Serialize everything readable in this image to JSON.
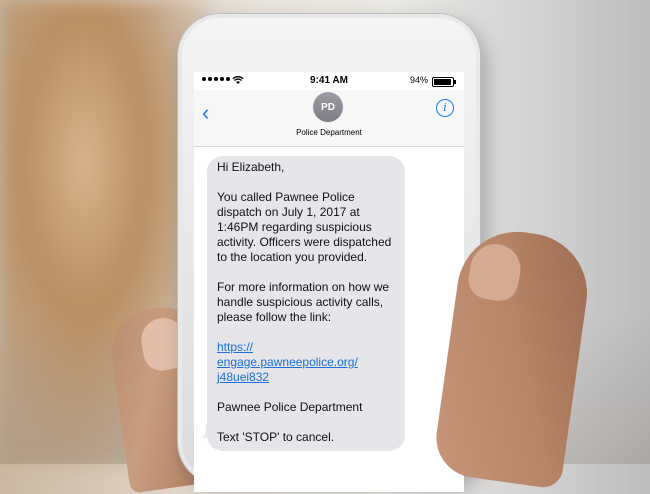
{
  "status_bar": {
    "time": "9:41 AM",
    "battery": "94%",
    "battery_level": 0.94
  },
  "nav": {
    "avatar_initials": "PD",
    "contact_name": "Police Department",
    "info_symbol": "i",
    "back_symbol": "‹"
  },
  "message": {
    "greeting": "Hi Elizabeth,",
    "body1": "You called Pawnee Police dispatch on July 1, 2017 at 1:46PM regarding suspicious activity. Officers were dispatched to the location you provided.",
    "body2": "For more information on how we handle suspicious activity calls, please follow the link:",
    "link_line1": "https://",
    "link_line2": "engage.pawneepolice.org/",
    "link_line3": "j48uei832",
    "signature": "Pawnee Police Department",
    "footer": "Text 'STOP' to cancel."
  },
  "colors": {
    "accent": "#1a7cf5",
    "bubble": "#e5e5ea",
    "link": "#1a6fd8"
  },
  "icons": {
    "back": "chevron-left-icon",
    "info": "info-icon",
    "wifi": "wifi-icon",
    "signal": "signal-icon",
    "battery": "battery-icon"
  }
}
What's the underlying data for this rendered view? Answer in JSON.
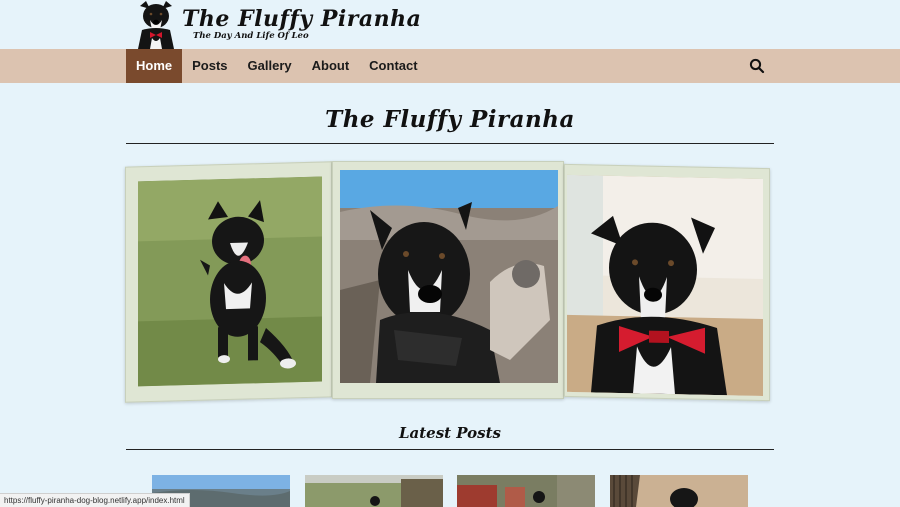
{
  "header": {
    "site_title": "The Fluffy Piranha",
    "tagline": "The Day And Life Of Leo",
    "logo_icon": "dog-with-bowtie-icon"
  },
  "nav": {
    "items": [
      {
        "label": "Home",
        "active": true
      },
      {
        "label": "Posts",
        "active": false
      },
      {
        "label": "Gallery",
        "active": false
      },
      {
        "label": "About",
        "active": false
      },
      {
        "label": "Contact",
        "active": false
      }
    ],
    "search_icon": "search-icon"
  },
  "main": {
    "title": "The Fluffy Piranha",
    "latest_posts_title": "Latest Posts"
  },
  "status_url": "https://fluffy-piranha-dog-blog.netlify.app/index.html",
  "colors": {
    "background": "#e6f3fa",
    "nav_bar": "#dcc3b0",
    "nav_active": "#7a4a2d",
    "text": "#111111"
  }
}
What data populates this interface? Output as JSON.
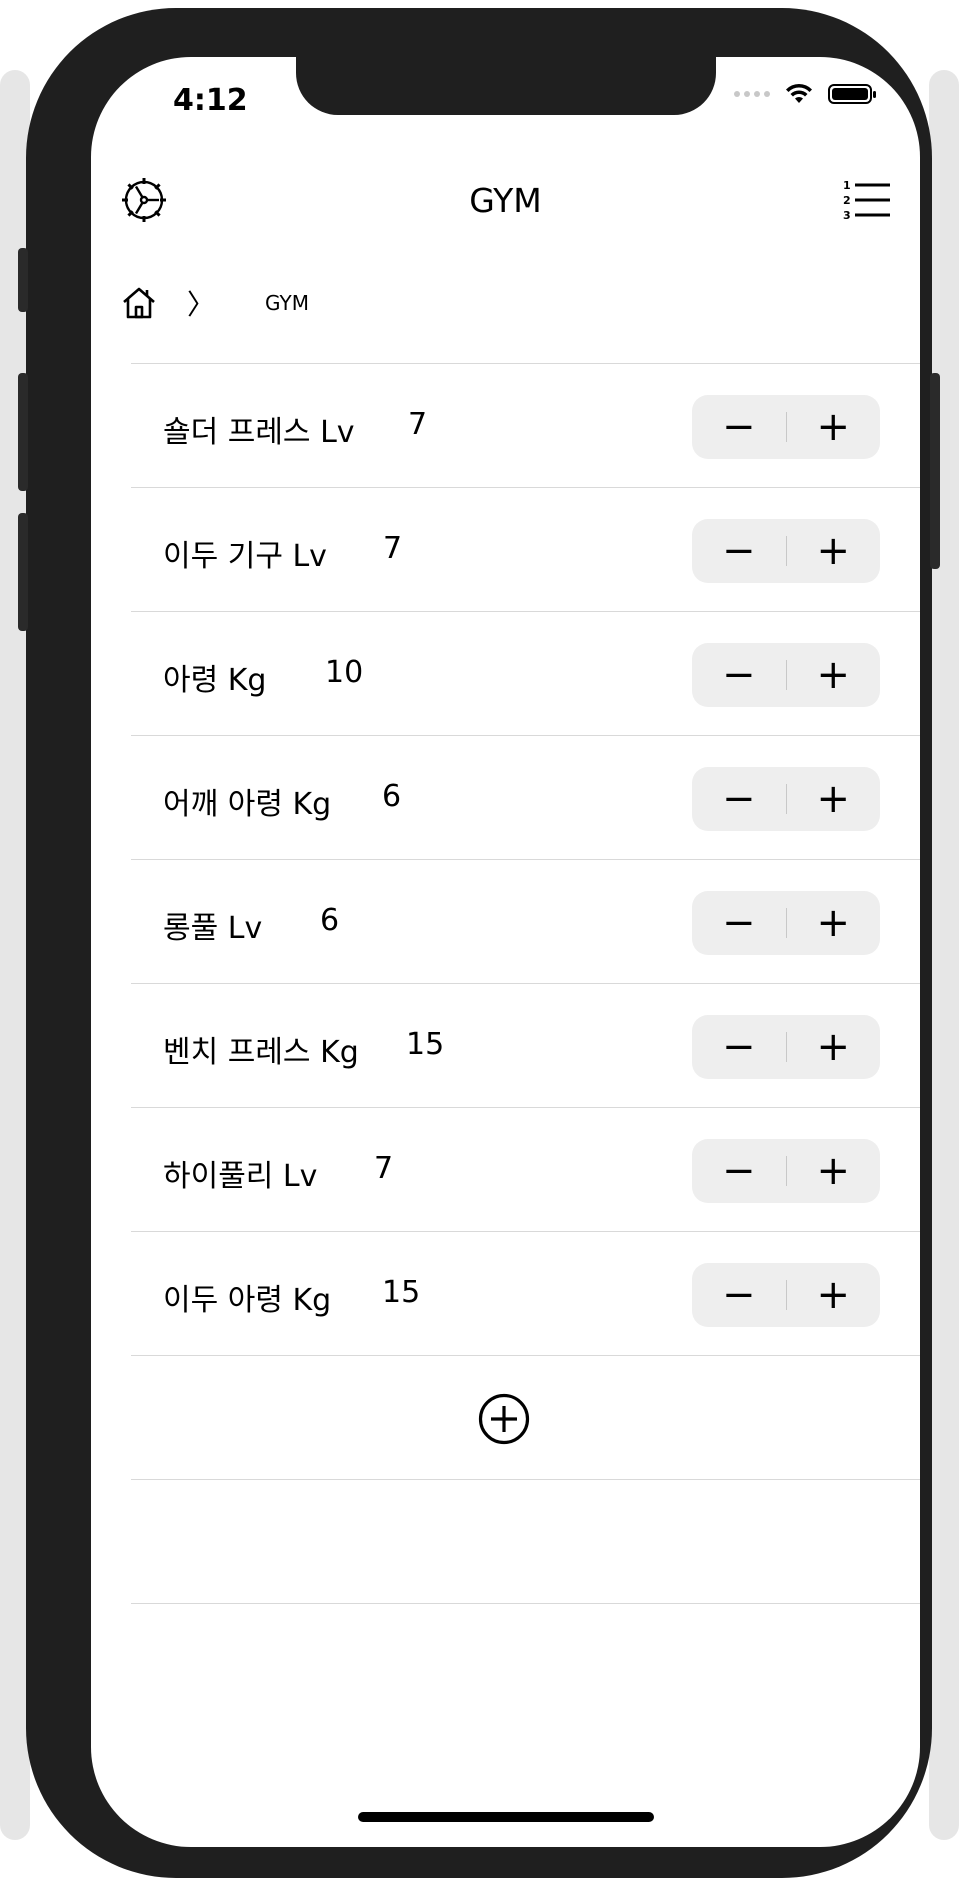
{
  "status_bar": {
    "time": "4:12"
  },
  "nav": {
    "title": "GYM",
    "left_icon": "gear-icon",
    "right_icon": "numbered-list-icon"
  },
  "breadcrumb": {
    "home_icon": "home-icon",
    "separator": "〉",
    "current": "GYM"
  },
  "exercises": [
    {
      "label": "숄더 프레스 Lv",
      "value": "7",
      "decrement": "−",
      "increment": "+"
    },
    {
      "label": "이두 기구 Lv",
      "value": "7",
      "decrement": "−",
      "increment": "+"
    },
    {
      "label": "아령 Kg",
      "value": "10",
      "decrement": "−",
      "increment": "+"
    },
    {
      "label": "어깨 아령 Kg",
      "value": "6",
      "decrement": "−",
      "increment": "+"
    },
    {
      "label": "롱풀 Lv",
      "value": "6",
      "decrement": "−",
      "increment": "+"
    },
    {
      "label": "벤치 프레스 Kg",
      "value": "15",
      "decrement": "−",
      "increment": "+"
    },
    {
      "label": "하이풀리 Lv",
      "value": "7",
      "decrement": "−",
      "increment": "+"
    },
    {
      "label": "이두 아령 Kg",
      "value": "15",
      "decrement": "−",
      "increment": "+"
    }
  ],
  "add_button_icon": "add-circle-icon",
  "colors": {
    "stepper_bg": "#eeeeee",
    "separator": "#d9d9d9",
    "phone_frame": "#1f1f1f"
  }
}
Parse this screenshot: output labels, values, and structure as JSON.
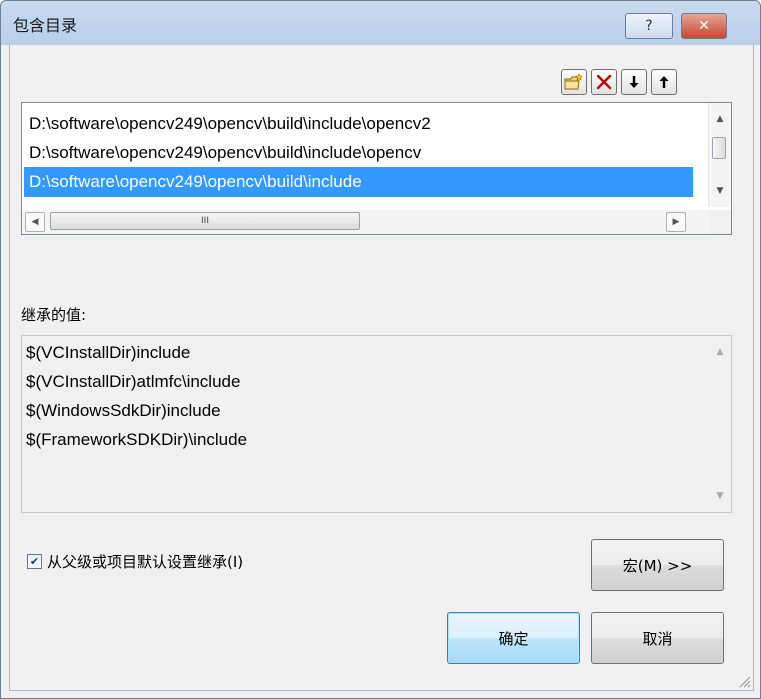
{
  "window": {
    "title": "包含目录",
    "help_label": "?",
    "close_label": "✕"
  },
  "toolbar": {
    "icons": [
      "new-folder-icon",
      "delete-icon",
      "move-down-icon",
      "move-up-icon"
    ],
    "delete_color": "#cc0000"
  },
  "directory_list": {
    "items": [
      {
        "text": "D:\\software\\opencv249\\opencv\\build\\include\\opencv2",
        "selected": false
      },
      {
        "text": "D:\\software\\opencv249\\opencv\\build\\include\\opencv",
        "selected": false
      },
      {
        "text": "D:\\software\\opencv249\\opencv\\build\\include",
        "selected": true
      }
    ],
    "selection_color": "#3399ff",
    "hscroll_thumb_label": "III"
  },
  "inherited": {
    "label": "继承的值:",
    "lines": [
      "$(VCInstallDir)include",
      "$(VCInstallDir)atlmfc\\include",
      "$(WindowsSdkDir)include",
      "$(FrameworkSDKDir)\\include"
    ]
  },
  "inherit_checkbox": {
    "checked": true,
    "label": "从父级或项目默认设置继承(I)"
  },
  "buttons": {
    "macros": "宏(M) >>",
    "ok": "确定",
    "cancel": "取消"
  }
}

────────────────────

*Goal*. Quote every line of the records above exactly; no picture is to be copied.

*Finished exercise*.
Serialize everything readable in this image to JSON.
{
  "status_bar": {
    "time": "9:41 AM",
    "battery": "94%",
    "battery_level": 0.94
  },
  "nav": {
    "avatar_initials": "PD",
    "contact_name": "Police Department",
    "info_symbol": "i",
    "back_symbol": "‹"
  },
  "message": {
    "greeting": "Hi Elizabeth,",
    "body1": "You called Pawnee Police dispatch on July 1, 2017 at 1:46PM regarding suspicious activity. Officers were dispatched to the location you provided.",
    "body2": "For more information on how we handle suspicious activity calls, please follow the link:",
    "link_line1": "https://",
    "link_line2": "engage.pawneepolice.org/",
    "link_line3": "j48uei832",
    "signature": "Pawnee Police Department",
    "footer": "Text 'STOP' to cancel."
  },
  "colors": {
    "accent": "#1a7cf5",
    "bubble": "#e5e5ea",
    "link": "#1a6fd8"
  },
  "icons": {
    "back": "chevron-left-icon",
    "info": "info-icon",
    "wifi": "wifi-icon",
    "signal": "signal-icon",
    "battery": "battery-icon"
  }
}
What's the underlying data for this rendered view? Answer in JSON.
{
  "header": {
    "site_title": "The Fluffy Piranha",
    "tagline": "The Day And Life Of Leo",
    "logo_icon": "dog-with-bowtie-icon"
  },
  "nav": {
    "items": [
      {
        "label": "Home",
        "active": true
      },
      {
        "label": "Posts",
        "active": false
      },
      {
        "label": "Gallery",
        "active": false
      },
      {
        "label": "About",
        "active": false
      },
      {
        "label": "Contact",
        "active": false
      }
    ],
    "search_icon": "search-icon"
  },
  "main": {
    "title": "The Fluffy Piranha",
    "latest_posts_title": "Latest Posts"
  },
  "status_url": "https://fluffy-piranha-dog-blog.netlify.app/index.html",
  "colors": {
    "background": "#e6f3fa",
    "nav_bar": "#dcc3b0",
    "nav_active": "#7a4a2d",
    "text": "#111111"
  }
}
What data populates this interface? Output as JSON.
{
  "status_bar": {
    "time": "4:12"
  },
  "nav": {
    "title": "GYM",
    "left_icon": "gear-icon",
    "right_icon": "numbered-list-icon"
  },
  "breadcrumb": {
    "home_icon": "home-icon",
    "separator": "〉",
    "current": "GYM"
  },
  "exercises": [
    {
      "label": "숄더 프레스 Lv",
      "value": "7",
      "decrement": "−",
      "increment": "+"
    },
    {
      "label": "이두 기구 Lv",
      "value": "7",
      "decrement": "−",
      "increment": "+"
    },
    {
      "label": "아령 Kg",
      "value": "10",
      "decrement": "−",
      "increment": "+"
    },
    {
      "label": "어깨 아령 Kg",
      "value": "6",
      "decrement": "−",
      "increment": "+"
    },
    {
      "label": "롱풀 Lv",
      "value": "6",
      "decrement": "−",
      "increment": "+"
    },
    {
      "label": "벤치 프레스 Kg",
      "value": "15",
      "decrement": "−",
      "increment": "+"
    },
    {
      "label": "하이풀리 Lv",
      "value": "7",
      "decrement": "−",
      "increment": "+"
    },
    {
      "label": "이두 아령 Kg",
      "value": "15",
      "decrement": "−",
      "increment": "+"
    }
  ],
  "add_button_icon": "add-circle-icon",
  "colors": {
    "stepper_bg": "#eeeeee",
    "separator": "#d9d9d9",
    "phone_frame": "#1f1f1f"
  }
}
Parse this screenshot: output labels, values, and structure as JSON.
{
  "window": {
    "title": "包含目录",
    "help_label": "?",
    "close_label": "✕"
  },
  "toolbar": {
    "icons": [
      "new-folder-icon",
      "delete-icon",
      "move-down-icon",
      "move-up-icon"
    ],
    "delete_color": "#cc0000"
  },
  "directory_list": {
    "items": [
      {
        "text": "D:\\software\\opencv249\\opencv\\build\\include\\opencv2",
        "selected": false
      },
      {
        "text": "D:\\software\\opencv249\\opencv\\build\\include\\opencv",
        "selected": false
      },
      {
        "text": "D:\\software\\opencv249\\opencv\\build\\include",
        "selected": true
      }
    ],
    "selection_color": "#3399ff",
    "hscroll_thumb_label": "III"
  },
  "inherited": {
    "label": "继承的值:",
    "lines": [
      "$(VCInstallDir)include",
      "$(VCInstallDir)atlmfc\\include",
      "$(WindowsSdkDir)include",
      "$(FrameworkSDKDir)\\include"
    ]
  },
  "inherit_checkbox": {
    "checked": true,
    "label": "从父级或项目默认设置继承(I)"
  },
  "buttons": {
    "macros": "宏(M) >>",
    "ok": "确定",
    "cancel": "取消"
  }
}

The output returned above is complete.